Repeat everything in the material exactly.

## START Records

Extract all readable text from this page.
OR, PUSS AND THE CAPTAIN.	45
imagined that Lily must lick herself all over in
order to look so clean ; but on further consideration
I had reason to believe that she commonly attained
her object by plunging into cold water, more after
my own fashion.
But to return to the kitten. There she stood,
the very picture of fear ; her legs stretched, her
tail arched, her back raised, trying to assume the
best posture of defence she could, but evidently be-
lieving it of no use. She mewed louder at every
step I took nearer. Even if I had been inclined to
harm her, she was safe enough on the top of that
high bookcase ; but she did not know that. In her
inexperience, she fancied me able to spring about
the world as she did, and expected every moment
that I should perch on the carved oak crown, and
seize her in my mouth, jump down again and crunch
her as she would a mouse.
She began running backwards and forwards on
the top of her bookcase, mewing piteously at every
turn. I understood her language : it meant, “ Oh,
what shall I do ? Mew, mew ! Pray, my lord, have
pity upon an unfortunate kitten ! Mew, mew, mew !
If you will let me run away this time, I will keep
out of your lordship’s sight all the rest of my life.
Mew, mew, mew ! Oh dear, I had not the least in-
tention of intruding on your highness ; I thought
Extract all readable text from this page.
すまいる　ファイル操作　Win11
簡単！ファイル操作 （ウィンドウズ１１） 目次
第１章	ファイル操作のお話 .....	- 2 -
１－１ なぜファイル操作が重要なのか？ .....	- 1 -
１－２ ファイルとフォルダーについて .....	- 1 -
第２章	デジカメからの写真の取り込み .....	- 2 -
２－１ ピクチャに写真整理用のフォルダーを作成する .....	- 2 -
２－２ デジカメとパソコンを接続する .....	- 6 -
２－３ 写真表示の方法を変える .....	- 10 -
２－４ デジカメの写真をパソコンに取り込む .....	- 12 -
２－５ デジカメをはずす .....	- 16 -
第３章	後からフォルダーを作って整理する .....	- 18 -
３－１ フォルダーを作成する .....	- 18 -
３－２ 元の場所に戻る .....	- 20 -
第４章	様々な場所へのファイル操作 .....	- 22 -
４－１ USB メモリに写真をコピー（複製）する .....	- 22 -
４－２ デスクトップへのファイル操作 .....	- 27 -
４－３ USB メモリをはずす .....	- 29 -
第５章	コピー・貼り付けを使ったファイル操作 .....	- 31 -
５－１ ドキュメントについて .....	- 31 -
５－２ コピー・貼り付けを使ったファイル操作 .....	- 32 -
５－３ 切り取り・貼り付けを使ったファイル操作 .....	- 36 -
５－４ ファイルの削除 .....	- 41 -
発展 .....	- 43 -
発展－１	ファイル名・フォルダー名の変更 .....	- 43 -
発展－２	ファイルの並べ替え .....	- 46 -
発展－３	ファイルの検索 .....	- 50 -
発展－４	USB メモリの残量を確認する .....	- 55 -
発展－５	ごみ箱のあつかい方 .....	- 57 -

## END Records

● **Expected answer**:
Extract all readable text from this page.
OR, PUSS AND THE CAPTAIN.	45
imagined that Lily must lick herself all over in
order to look so clean ; but on further consideration
I had reason to believe that she commonly attained
her object by plunging into cold water, more after
my own fashion.
But to return to the kitten. There she stood,
the very picture of fear ; her legs stretched, her
tail arched, her back raised, trying to assume the
best posture of defence she could, but evidently be-
lieving it of no use. She mewed louder at every
step I took nearer. Even if I had been inclined to
harm her, she was safe enough on the top of that
high bookcase ; but she did not know that. In her
inexperience, she fancied me able to spring about
the world as she did, and expected every moment
that I should perch on the carved oak crown, and
seize her in my mouth, jump down again and crunch
her as she would a mouse.
She began running backwards and forwards on
the top of her bookcase, mewing piteously at every
turn. I understood her language : it meant, “ Oh,
what shall I do ? Mew, mew ! Pray, my lord, have
pity upon an unfortunate kitten ! Mew, mew, mew !
If you will let me run away this time, I will keep
out of your lordship’s sight all the rest of my life.
Mew, mew, mew ! Oh dear, I had not the least in-
tention of intruding on your highness ; I thought
Extract all readable text from this page.
すまいる　ファイル操作　Win11
簡単！ファイル操作 （ウィンドウズ１１） 目次
第１章	ファイル操作のお話 .....	- 2 -
１－１ なぜファイル操作が重要なのか？ .....	- 1 -
１－２ ファイルとフォルダーについて .....	- 1 -
第２章	デジカメからの写真の取り込み .....	- 2 -
２－１ ピクチャに写真整理用のフォルダーを作成する .....	- 2 -
２－２ デジカメとパソコンを接続する .....	- 6 -
２－３ 写真表示の方法を変える .....	- 10 -
２－４ デジカメの写真をパソコンに取り込む .....	- 12 -
２－５ デジカメをはずす .....	- 16 -
第３章	後からフォルダーを作って整理する .....	- 18 -
３－１ フォルダーを作成する .....	- 18 -
３－２ 元の場所に戻る .....	- 20 -
第４章	様々な場所へのファイル操作 .....	- 22 -
４－１ USB メモリに写真をコピー（複製）する .....	- 22 -
４－２ デスクトップへのファイル操作 .....	- 27 -
４－３ USB メモリをはずす .....	- 29 -
第５章	コピー・貼り付けを使ったファイル操作 .....	- 31 -
５－１ ドキュメントについて .....	- 31 -
５－２ コピー・貼り付けを使ったファイル操作 .....	- 32 -
５－３ 切り取り・貼り付けを使ったファイル操作 .....	- 36 -
５－４ ファイルの削除 .....	- 41 -
発展 .....	- 43 -
発展－１	ファイル名・フォルダー名の変更 .....	- 43 -
発展－２	ファイルの並べ替え .....	- 46 -
発展－３	ファイルの検索 .....	- 50 -
発展－４	USB メモリの残量を確認する .....	- 55 -
発展－５	ごみ箱のあつかい方 .....	- 57 -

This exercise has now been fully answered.